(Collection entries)
--

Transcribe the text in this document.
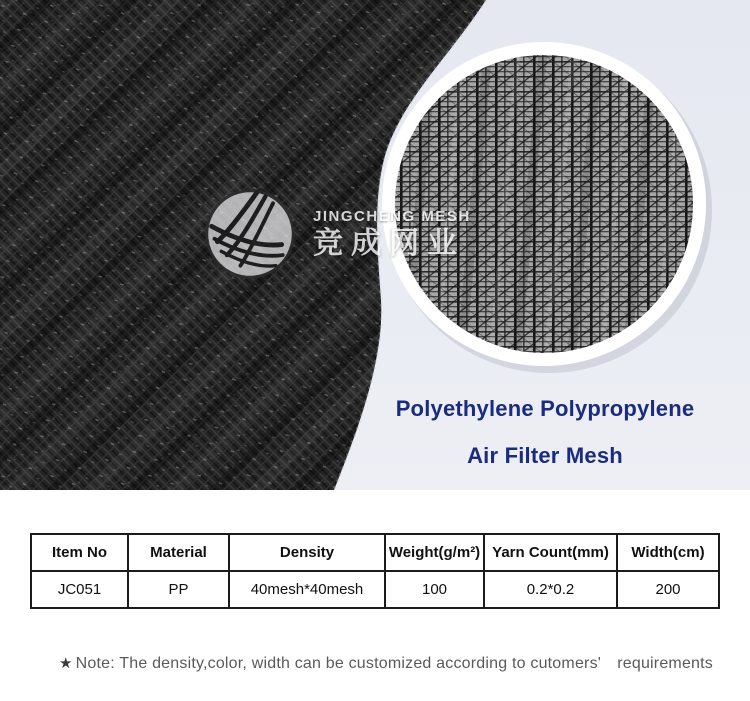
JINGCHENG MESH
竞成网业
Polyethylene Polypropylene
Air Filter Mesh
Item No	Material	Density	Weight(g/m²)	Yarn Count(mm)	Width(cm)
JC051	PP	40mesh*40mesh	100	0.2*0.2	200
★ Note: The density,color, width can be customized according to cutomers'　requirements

--

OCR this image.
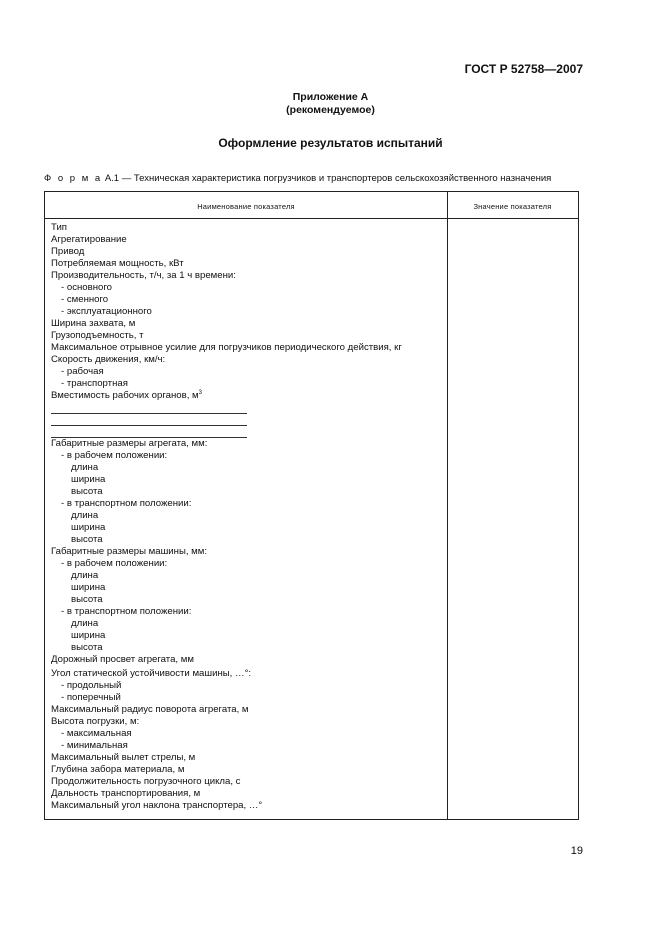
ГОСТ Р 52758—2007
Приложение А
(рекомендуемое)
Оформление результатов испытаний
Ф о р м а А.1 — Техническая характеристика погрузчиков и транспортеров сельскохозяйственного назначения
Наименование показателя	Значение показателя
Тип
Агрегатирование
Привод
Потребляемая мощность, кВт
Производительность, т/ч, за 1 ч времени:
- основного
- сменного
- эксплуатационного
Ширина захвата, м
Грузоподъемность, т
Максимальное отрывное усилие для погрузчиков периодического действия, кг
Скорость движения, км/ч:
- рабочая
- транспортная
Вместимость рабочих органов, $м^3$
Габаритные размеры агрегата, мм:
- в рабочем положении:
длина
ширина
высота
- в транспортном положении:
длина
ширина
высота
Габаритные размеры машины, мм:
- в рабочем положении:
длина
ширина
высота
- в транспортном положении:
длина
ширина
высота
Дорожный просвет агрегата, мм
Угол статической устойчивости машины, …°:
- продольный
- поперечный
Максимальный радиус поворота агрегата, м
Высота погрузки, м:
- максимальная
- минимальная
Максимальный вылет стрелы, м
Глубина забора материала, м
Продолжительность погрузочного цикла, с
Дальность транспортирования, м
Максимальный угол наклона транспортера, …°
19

--

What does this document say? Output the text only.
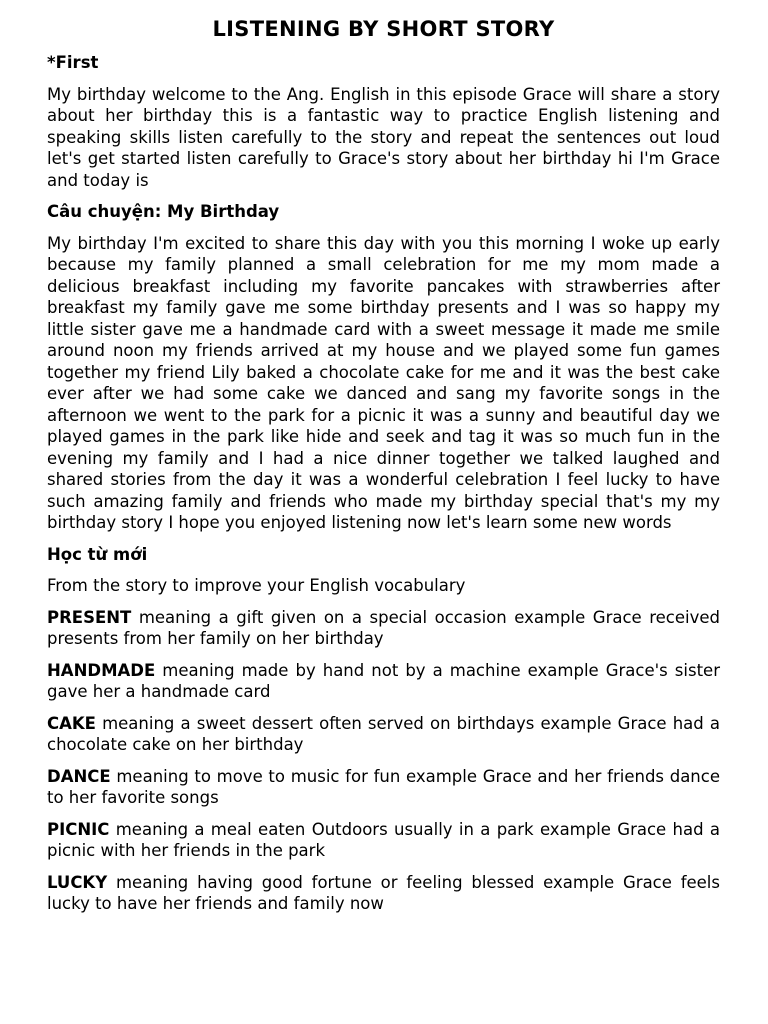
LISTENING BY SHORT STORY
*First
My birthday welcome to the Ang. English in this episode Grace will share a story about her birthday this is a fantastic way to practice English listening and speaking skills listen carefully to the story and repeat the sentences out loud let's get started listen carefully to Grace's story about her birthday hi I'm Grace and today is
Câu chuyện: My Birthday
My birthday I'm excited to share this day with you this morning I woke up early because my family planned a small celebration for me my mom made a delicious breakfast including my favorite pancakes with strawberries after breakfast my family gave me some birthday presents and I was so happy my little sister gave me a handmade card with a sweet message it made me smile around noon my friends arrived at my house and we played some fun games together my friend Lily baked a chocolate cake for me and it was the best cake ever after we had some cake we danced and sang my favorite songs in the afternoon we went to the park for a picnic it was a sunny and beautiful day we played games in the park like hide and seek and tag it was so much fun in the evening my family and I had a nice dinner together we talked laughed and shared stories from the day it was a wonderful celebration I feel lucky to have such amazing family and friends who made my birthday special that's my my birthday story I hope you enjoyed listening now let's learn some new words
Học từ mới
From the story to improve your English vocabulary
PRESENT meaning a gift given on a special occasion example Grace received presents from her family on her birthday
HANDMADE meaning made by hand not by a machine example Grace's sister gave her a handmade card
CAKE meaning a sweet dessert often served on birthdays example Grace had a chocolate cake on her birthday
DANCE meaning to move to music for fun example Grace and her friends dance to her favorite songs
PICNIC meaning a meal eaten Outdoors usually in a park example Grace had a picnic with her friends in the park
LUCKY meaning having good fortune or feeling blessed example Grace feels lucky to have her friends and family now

--

◆ **WHAT THE TASK REQUIRES**:
Go through the records and gather the lines that hold "picnic".

◆ **RESPONSE BELOW**:
My birthday I'm excited to share this day with you this morning I woke up early because my family planned a small celebration for me my mom made a delicious breakfast including my favorite pancakes with strawberries after breakfast my family gave me some birthday presents and I was so happy my little sister gave me a handmade card with a sweet message it made me smile around noon my friends arrived at my house and we played some fun games together my friend Lily baked a chocolate cake for me and it was the best cake ever after we had some cake we danced and sang my favorite songs in the afternoon we went to the park for a picnic it was a sunny and beautiful day we played games in the park like hide and seek and tag it was so much fun in the evening my family and I had a nice dinner together we talked laughed and shared stories from the day it was a wonderful celebration I feel lucky to have such amazing family and friends who made my birthday special that's my my birthday story I hope you enjoyed listening now let's learn some new words
PICNIC meaning a meal eaten Outdoors usually in a park example Grace had a picnic with her friends in the park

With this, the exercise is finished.